SHORT PROBLEM - Reproduce every item below word for word, omitting the pictures.
· · ·
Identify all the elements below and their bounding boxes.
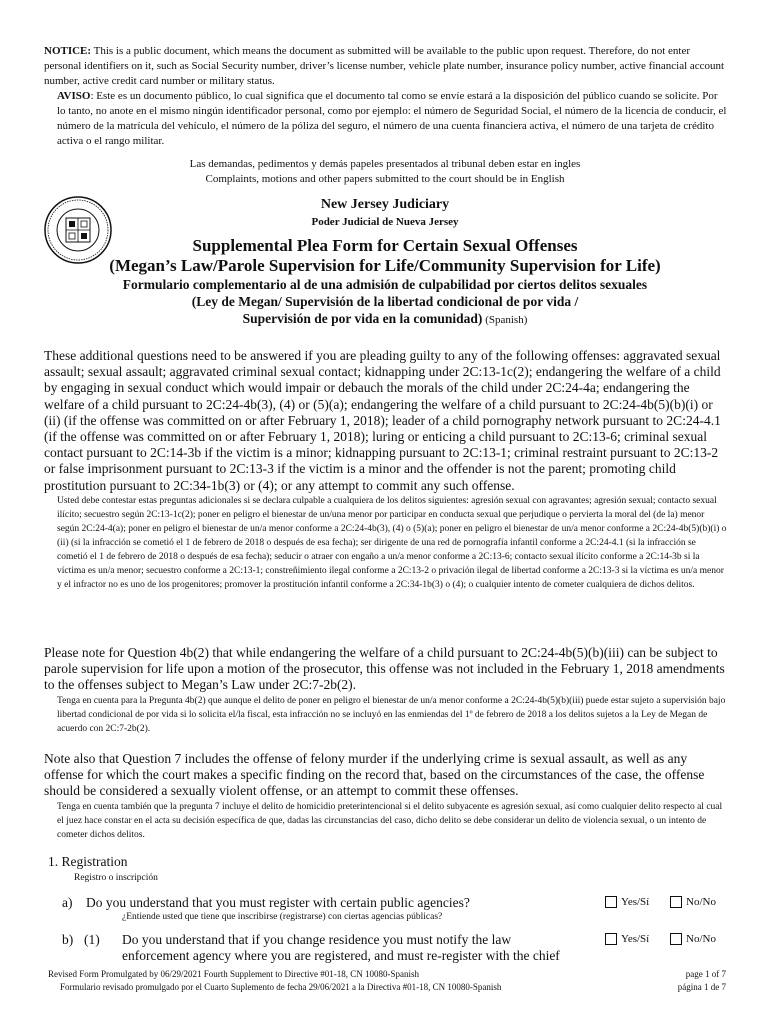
question-1b-label: b) <box>62 932 74 947</box>
question-1a-text: Do you understand that you must register with certain public agencies? <box>86 895 470 910</box>
footer-line-1: Revised Form Promulgated by 06/29/2021 Fourth Supplement to Directive #01-18, CN 10080-Spanish <box>48 969 419 979</box>
section-registration-heading: 1. Registration <box>48 854 128 869</box>
question-1b-yes-label: Yes/Sí <box>621 933 650 945</box>
question-1b-yes-option[interactable] <box>605 932 649 946</box>
question-1a-label: a) <box>62 895 73 910</box>
judiciary-header <box>0 196 770 230</box>
footer-page-number <box>678 968 726 993</box>
question-1b-text-line-1: Do you understand that if you change residence you must notify the law <box>122 932 512 947</box>
section-registration-heading-es: Registro o inscripción <box>74 873 158 883</box>
title-line-2: (Megan’s Law/Parole Supervision for Life/Community Supervision for Life) <box>109 256 661 275</box>
footer-form-info <box>48 968 501 993</box>
title-es-line-3 <box>0 310 770 329</box>
question-1a-no-checkbox[interactable] <box>670 896 682 908</box>
question-1b-number: (1) <box>84 932 100 947</box>
question-1b-no-option[interactable] <box>670 932 716 946</box>
question-1a-yes-label: Yes/Sí <box>621 896 650 908</box>
privacy-notice <box>44 44 728 149</box>
aviso-text: : Este es un documento público, lo cual significa que el documento tal como se envíe estará a la disposición del público cuando se solicite. Por lo tanto, no anote en el mismo ningún identificador personal, como por ejemplo: el número de Seguridad Social, el número de la licencia de conducir, el número de la matrícula del vehículo, el número de la póliza del seguro, el número de una cuenta financiera activa, el número de una tarjeta de crédito activa o el rango militar. <box>57 90 727 147</box>
title-line-1: Supplemental Plea Form for Certain Sexual Offenses <box>192 236 578 255</box>
question-1b-no-checkbox[interactable] <box>670 933 682 945</box>
judiciary-name: New Jersey Judiciary <box>320 197 450 212</box>
footer-line-2: Formulario revisado promulgado por el Cuarto Suplemento de fecha 29/06/2021 a la Directiva #01-18, CN 10080-Spanish <box>60 981 502 992</box>
note-4b2-text-es: Tenga en cuenta para la Pregunta 4b(2) que aunque el delito de poner en peligro el bienestar de un/a menor conforme a 2C:24-4b(5)(b)(iii) puede estar sujeto a supervisión bajo libertad condicional de por vida si lo solicita el/la fiscal, esta infracción no se incluyó en las enmiendas del 1º de febrero de 2018 a los delitos sujetos a la Ley de Megan de acuerdo con 2C:7-2b(2). <box>57 695 726 734</box>
intro-text: These additional questions need to be answered if you are pleading guilty to any of the following offenses: aggravated sexual assault; sexual assault; aggravated criminal sexual contact; kidnapping under 2C:13-1c(2); endangering the welfare of a child by engaging in sexual conduct which would impair or debauch the morals of the child under 2C:24-4a; endangering the welfare of a child pursuant to 2C:24-4b(3), (4) or (5)(a); endangering the welfare of a child pursuant to 2C:24-4b(5)(b)(i) or (ii) (if the offense was committed on or after February 1, 2018); leader of a child pornography network pursuant to 2C:24-4.1 (if the offense was committed on or after February 1, 2018); luring or enticing a child pursuant to 2C:13-6; criminal sexual contact pursuant to 2C:14-3b if the victim is a minor; kidnapping pursuant to 2C:13-1; criminal restraint pursuant to 2C:13-2 or false imprisonment pursuant to 2C:13-3 if the victim is a minor and the offender is not the parent; promoting child prostitution pursuant to 2C:34-1b(3) or (4); or any attempt to commit any such offense. <box>44 348 721 493</box>
title-es-line-3-text: Supervisión de por vida en la comunidad) <box>242 311 483 326</box>
question-1b-yes-checkbox[interactable] <box>605 933 617 945</box>
note-q7-text: Note also that Question 7 includes the offense of felony murder if the underlying crime is sexual assault, as well as any offense for which the court makes a specific finding on the record that, based on the circumstances of the case, the offense should be considered a sexually violent offense, or an attempt to commit these offenses. <box>44 751 705 799</box>
judiciary-name-es: Poder Judicial de Nueva Jersey <box>311 216 459 228</box>
form-title <box>0 236 770 329</box>
title-language-tag: (Spanish) <box>482 314 528 326</box>
note-q7-text-es: Tenga en cuenta también que la pregunta 7 incluye el delito de homicidio preterintencional si el delito subyacente es agresión sexual, así como cualquier delito respecto al cual el juez hace constar en el acta su decisión específica de que, dadas las circunstancias del caso, dicho delito se debe considerar un delito de violencia sexual, o un intento de cometer dichos delitos. <box>57 801 723 840</box>
page-number-es: página 1 de 7 <box>677 981 726 992</box>
question-1a-text-es: ¿Entiende usted que tiene que inscribirse (registrarse) con ciertas agencias públicas? <box>122 912 443 922</box>
language-note <box>0 157 770 187</box>
language-note-es: Las demandas, pedimentos y demás papeles presentados al tribunal deben estar en ingles <box>189 158 581 170</box>
title-es-line-2: (Ley de Megan/ Supervisión de la libertad condicional de por vida / <box>191 294 579 309</box>
page-number-en: page 1 of 7 <box>685 969 726 979</box>
question-1a-no-label: No/No <box>686 896 716 908</box>
question-1a-yes-option[interactable] <box>605 895 649 909</box>
note-question-7 <box>44 751 728 842</box>
intro-section <box>44 348 728 592</box>
intro-text-es: Usted debe contestar estas preguntas adicionales si se declara culpable a cualquiera de los delitos siguientes: agresión sexual con agravantes; agresión sexual; contacto sexual ilícito; secuestro según 2C:13-1c(2); poner en peligro el bienestar de un/una menor por participar en conducta sexual que perjudique o pervierta la moral del (de la) menor según 2C:24-4(a); poner en peligro el bienestar de un/a menor conforme a 2C:24-4b(3), (4) o (5)(a); poner en peligro el bienestar de un/a menor conforme a 2C:24-4b(5)(b)(i) o (ii) (si la infracción se cometió el 1 de febrero de 2018 o después de esa fecha); ser dirigente de una red de pornografía infantil conforme a 2C:24-4.1 (si la infracción se cometió el 1 de febrero de 2018 o después de esa fecha); seducir o atraer con engaño a un/a menor conforme a 2C:13-6; contacto sexual ilícito conforme a 2C:14-3b si la víctima es un/a menor; secuestro conforme a 2C:13-1; constreñimiento ilegal conforme a 2C:13-2 o privación ilegal de libertad conforme a 2C:13-3 si la víctima es un/a menor y el infractor no es uno de los progenitores; promover la prostitución infantil conforme a 2C:34-1b(3) o (4); o cualquier intento de cometer cualquiera de dichos delitos. <box>57 495 727 590</box>
question-1a-no-option[interactable] <box>670 895 716 909</box>
question-1b-no-label: No/No <box>686 933 716 945</box>
title-es-line-1: Formulario complementario al de una admisión de culpabilidad por ciertos delitos sexuales <box>122 277 648 292</box>
notice-text: This is a public document, which means the document as submitted will be available to the public upon request. Therefore, do not enter personal identifiers on it, such as Social Security number, driver’s license number, vehicle plate number, insurance policy number, active financial account number, active credit card number or military status. <box>44 45 725 87</box>
language-note-en: Complaints, motions and other papers submitted to the court should be in English <box>205 173 565 185</box>
note-question-4b2 <box>44 645 728 736</box>
aviso-label: AVISO <box>57 90 91 102</box>
question-1a-yes-checkbox[interactable] <box>605 896 617 908</box>
question-1b-text-line-2: enforcement agency where you are registered, and must re-register with the chief <box>122 948 560 963</box>
note-4b2-text: Please note for Question 4b(2) that while endangering the welfare of a child pursuant to 2C:24-4b(5)(b)(iii) can be subject to parole supervision for life upon a motion of the prosecutor, this offense was not included in the February 1, 2018 amendments to the offenses subject to Megan’s Law under 2C:7-2b(2). <box>44 645 725 693</box>
notice-label: NOTICE: <box>44 45 92 57</box>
· · ·
RESULT FOR THIS TASK -
Identify all the elements below and their bounding boxes.
question-1b-label: b) <box>62 932 74 947</box>
question-1a-text: Do you understand that you must register with certain public agencies? <box>86 895 470 910</box>
footer-line-1: Revised Form Promulgated by 06/29/2021 Fourth Supplement to Directive #01-18, CN 10080-Spanish <box>48 969 419 979</box>
section-registration-heading: 1. Registration <box>48 854 128 869</box>
question-1b-yes-label: Yes/Sí <box>621 933 650 945</box>
question-1b-yes-option[interactable] <box>605 932 649 946</box>
question-1a-label: a) <box>62 895 73 910</box>
judiciary-header <box>0 196 770 230</box>
footer-page-number <box>678 968 726 993</box>
question-1b-text-line-1: Do you understand that if you change residence you must notify the law <box>122 932 512 947</box>
section-registration-heading-es: Registro o inscripción <box>74 873 158 883</box>
title-line-2: (Megan’s Law/Parole Supervision for Life/Community Supervision for Life) <box>109 256 661 275</box>
footer-form-info <box>48 968 501 993</box>
title-es-line-3 <box>0 310 770 329</box>
question-1a-no-checkbox[interactable] <box>670 896 682 908</box>
question-1b-number: (1) <box>84 932 100 947</box>
question-1b-no-option[interactable] <box>670 932 716 946</box>
question-1a-yes-label: Yes/Sí <box>621 896 650 908</box>
privacy-notice <box>44 44 728 149</box>
aviso-text: : Este es un documento público, lo cual significa que el documento tal como se envíe estará a la disposición del público cuando se solicite. Por lo tanto, no anote en el mismo ningún identificador personal, como por ejemplo: el número de Seguridad Social, el número de la licencia de conducir, el número de la matrícula del vehículo, el número de la póliza del seguro, el número de una cuenta financiera activa, el número de una tarjeta de crédito activa o el rango militar. <box>57 90 727 147</box>
title-line-1: Supplemental Plea Form for Certain Sexual Offenses <box>192 236 578 255</box>
question-1b-no-checkbox[interactable] <box>670 933 682 945</box>
judiciary-name: New Jersey Judiciary <box>320 197 450 212</box>
footer-line-2: Formulario revisado promulgado por el Cuarto Suplemento de fecha 29/06/2021 a la Directiva #01-18, CN 10080-Spanish <box>60 981 502 992</box>
note-4b2-text-es: Tenga en cuenta para la Pregunta 4b(2) que aunque el delito de poner en peligro el bienestar de un/a menor conforme a 2C:24-4b(5)(b)(iii) puede estar sujeto a supervisión bajo libertad condicional de por vida si lo solicita el/la fiscal, esta infracción no se incluyó en las enmiendas del 1º de febrero de 2018 a los delitos sujetos a la Ley de Megan de acuerdo con 2C:7-2b(2). <box>57 695 726 734</box>
intro-text: These additional questions need to be answered if you are pleading guilty to any of the following offenses: aggravated sexual assault; sexual assault; aggravated criminal sexual contact; kidnapping under 2C:13-1c(2); endangering the welfare of a child by engaging in sexual conduct which would impair or debauch the morals of the child under 2C:24-4a; endangering the welfare of a child pursuant to 2C:24-4b(3), (4) or (5)(a); endangering the welfare of a child pursuant to 2C:24-4b(5)(b)(i) or (ii) (if the offense was committed on or after February 1, 2018); leader of a child pornography network pursuant to 2C:24-4.1 (if the offense was committed on or after February 1, 2018); luring or enticing a child pursuant to 2C:13-6; criminal sexual contact pursuant to 2C:14-3b if the victim is a minor; kidnapping pursuant to 2C:13-1; criminal restraint pursuant to 2C:13-2 or false imprisonment pursuant to 2C:13-3 if the victim is a minor and the offender is not the parent; promoting child prostitution pursuant to 2C:34-1b(3) or (4); or any attempt to commit any such offense. <box>44 348 721 493</box>
title-es-line-3-text: Supervisión de por vida en la comunidad) <box>242 311 483 326</box>
question-1b-yes-checkbox[interactable] <box>605 933 617 945</box>
note-q7-text: Note also that Question 7 includes the offense of felony murder if the underlying crime is sexual assault, as well as any offense for which the court makes a specific finding on the record that, based on the circumstances of the case, the offense should be considered a sexually violent offense, or an attempt to commit these offenses. <box>44 751 705 799</box>
judiciary-name-es: Poder Judicial de Nueva Jersey <box>311 216 459 228</box>
form-title <box>0 236 770 329</box>
title-language-tag: (Spanish) <box>482 314 528 326</box>
note-q7-text-es: Tenga en cuenta también que la pregunta 7 incluye el delito de homicidio preterintencional si el delito subyacente es agresión sexual, así como cualquier delito respecto al cual el juez hace constar en el acta su decisión específica de que, dadas las circunstancias del caso, dicho delito se debe considerar un delito de violencia sexual, o un intento de cometer dichos delitos. <box>57 801 723 840</box>
page-number-es: página 1 de 7 <box>677 981 726 992</box>
question-1a-text-es: ¿Entiende usted que tiene que inscribirse (registrarse) con ciertas agencias públicas? <box>122 912 443 922</box>
language-note <box>0 157 770 187</box>
language-note-es: Las demandas, pedimentos y demás papeles presentados al tribunal deben estar en ingles <box>189 158 581 170</box>
title-es-line-2: (Ley de Megan/ Supervisión de la libertad condicional de por vida / <box>191 294 579 309</box>
page-number-en: page 1 of 7 <box>685 969 726 979</box>
question-1a-no-label: No/No <box>686 896 716 908</box>
question-1a-yes-option[interactable] <box>605 895 649 909</box>
note-question-7 <box>44 751 728 842</box>
intro-section <box>44 348 728 592</box>
intro-text-es: Usted debe contestar estas preguntas adicionales si se declara culpable a cualquiera de los delitos siguientes: agresión sexual con agravantes; agresión sexual; contacto sexual ilícito; secuestro según 2C:13-1c(2); poner en peligro el bienestar de un/una menor por participar en conducta sexual que perjudique o pervierta la moral del (de la) menor según 2C:24-4(a); poner en peligro el bienestar de un/a menor conforme a 2C:24-4b(3), (4) o (5)(a); poner en peligro el bienestar de un/a menor conforme a 2C:24-4b(5)(b)(i) o (ii) (si la infracción se cometió el 1 de febrero de 2018 o después de esa fecha); ser dirigente de una red de pornografía infantil conforme a 2C:24-4.1 (si la infracción se cometió el 1 de febrero de 2018 o después de esa fecha); seducir o atraer con engaño a un/a menor conforme a 2C:13-6; contacto sexual ilícito conforme a 2C:14-3b si la víctima es un/a menor; secuestro conforme a 2C:13-1; constreñimiento ilegal conforme a 2C:13-2 o privación ilegal de libertad conforme a 2C:13-3 si la víctima es un/a menor y el infractor no es uno de los progenitores; promover la prostitución infantil conforme a 2C:34-1b(3) o (4); o cualquier intento de cometer cualquiera de dichos delitos. <box>57 495 727 590</box>
question-1a-no-option[interactable] <box>670 895 716 909</box>
question-1b-no-label: No/No <box>686 933 716 945</box>
title-es-line-1: Formulario complementario al de una admisión de culpabilidad por ciertos delitos sexuales <box>122 277 648 292</box>
notice-text: This is a public document, which means the document as submitted will be available to the public upon request. Therefore, do not enter personal identifiers on it, such as Social Security number, driver’s license number, vehicle plate number, insurance policy number, active financial account number, active credit card number or military status. <box>44 45 725 87</box>
language-note-en: Complaints, motions and other papers submitted to the court should be in English <box>205 173 565 185</box>
note-question-4b2 <box>44 645 728 736</box>
aviso-label: AVISO <box>57 90 91 102</box>
question-1a-yes-checkbox[interactable] <box>605 896 617 908</box>
question-1b-text-line-2: enforcement agency where you are registered, and must re-register with the chief <box>122 948 560 963</box>
note-4b2-text: Please note for Question 4b(2) that while endangering the welfare of a child pursuant to 2C:24-4b(5)(b)(iii) can be subject to parole supervision for life upon a motion of the prosecutor, this offense was not included in the February 1, 2018 amendments to the offenses subject to Megan’s Law under 2C:7-2b(2). <box>44 645 725 693</box>
notice-label: NOTICE: <box>44 45 92 57</box>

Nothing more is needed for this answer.